## start DATA FOR PROCESSING
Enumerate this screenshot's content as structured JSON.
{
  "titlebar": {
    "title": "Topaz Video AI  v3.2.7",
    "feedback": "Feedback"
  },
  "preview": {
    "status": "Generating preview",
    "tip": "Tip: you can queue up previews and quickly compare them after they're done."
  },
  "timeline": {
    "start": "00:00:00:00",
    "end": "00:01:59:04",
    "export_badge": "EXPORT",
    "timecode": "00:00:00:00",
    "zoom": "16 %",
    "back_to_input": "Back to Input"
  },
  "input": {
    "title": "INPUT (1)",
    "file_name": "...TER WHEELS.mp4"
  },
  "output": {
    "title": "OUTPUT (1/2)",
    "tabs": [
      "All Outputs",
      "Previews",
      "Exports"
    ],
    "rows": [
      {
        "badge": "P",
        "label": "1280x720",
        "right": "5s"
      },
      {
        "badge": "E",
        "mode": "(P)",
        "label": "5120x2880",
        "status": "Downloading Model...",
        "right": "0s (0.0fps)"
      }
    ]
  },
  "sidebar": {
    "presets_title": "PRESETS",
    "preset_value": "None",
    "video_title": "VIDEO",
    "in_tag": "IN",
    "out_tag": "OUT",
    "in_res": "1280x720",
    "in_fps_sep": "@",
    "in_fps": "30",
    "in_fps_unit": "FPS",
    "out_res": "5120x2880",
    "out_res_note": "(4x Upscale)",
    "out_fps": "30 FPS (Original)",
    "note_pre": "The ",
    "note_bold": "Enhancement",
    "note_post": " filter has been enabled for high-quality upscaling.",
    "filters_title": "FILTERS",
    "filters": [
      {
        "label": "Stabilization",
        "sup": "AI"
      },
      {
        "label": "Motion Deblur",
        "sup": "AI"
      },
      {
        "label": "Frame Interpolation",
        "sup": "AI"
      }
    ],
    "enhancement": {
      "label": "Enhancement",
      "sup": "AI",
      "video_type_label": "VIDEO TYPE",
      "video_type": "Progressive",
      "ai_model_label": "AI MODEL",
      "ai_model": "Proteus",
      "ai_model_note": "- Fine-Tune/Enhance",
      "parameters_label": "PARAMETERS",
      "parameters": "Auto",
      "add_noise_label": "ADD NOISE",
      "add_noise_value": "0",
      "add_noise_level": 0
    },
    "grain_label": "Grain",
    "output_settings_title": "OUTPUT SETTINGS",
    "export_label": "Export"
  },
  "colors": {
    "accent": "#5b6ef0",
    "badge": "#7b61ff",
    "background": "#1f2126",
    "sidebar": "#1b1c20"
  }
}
## end DATA FOR PROCESSING
GIVEN TASK: Reproduce the records above exactly.

PROBLEM SOLUTION:
Enumerate this screenshot's content as structured JSON.
{
  "titlebar": {
    "title": "Topaz Video AI  v3.2.7",
    "feedback": "Feedback"
  },
  "preview": {
    "status": "Generating preview",
    "tip": "Tip: you can queue up previews and quickly compare them after they're done."
  },
  "timeline": {
    "start": "00:00:00:00",
    "end": "00:01:59:04",
    "export_badge": "EXPORT",
    "timecode": "00:00:00:00",
    "zoom": "16 %",
    "back_to_input": "Back to Input"
  },
  "input": {
    "title": "INPUT (1)",
    "file_name": "...TER WHEELS.mp4"
  },
  "output": {
    "title": "OUTPUT (1/2)",
    "tabs": [
      "All Outputs",
      "Previews",
      "Exports"
    ],
    "rows": [
      {
        "badge": "P",
        "label": "1280x720",
        "right": "5s"
      },
      {
        "badge": "E",
        "mode": "(P)",
        "label": "5120x2880",
        "status": "Downloading Model...",
        "right": "0s (0.0fps)"
      }
    ]
  },
  "sidebar": {
    "presets_title": "PRESETS",
    "preset_value": "None",
    "video_title": "VIDEO",
    "in_tag": "IN",
    "out_tag": "OUT",
    "in_res": "1280x720",
    "in_fps_sep": "@",
    "in_fps": "30",
    "in_fps_unit": "FPS",
    "out_res": "5120x2880",
    "out_res_note": "(4x Upscale)",
    "out_fps": "30 FPS (Original)",
    "note_pre": "The ",
    "note_bold": "Enhancement",
    "note_post": " filter has been enabled for high-quality upscaling.",
    "filters_title": "FILTERS",
    "filters": [
      {
        "label": "Stabilization",
        "sup": "AI"
      },
      {
        "label": "Motion Deblur",
        "sup": "AI"
      },
      {
        "label": "Frame Interpolation",
        "sup": "AI"
      }
    ],
    "enhancement": {
      "label": "Enhancement",
      "sup": "AI",
      "video_type_label": "VIDEO TYPE",
      "video_type": "Progressive",
      "ai_model_label": "AI MODEL",
      "ai_model": "Proteus",
      "ai_model_note": "- Fine-Tune/Enhance",
      "parameters_label": "PARAMETERS",
      "parameters": "Auto",
      "add_noise_label": "ADD NOISE",
      "add_noise_value": "0",
      "add_noise_level": 0
    },
    "grain_label": "Grain",
    "output_settings_title": "OUTPUT SETTINGS",
    "export_label": "Export"
  },
  "colors": {
    "accent": "#5b6ef0",
    "badge": "#7b61ff",
    "background": "#1f2126",
    "sidebar": "#1b1c20"
  }
}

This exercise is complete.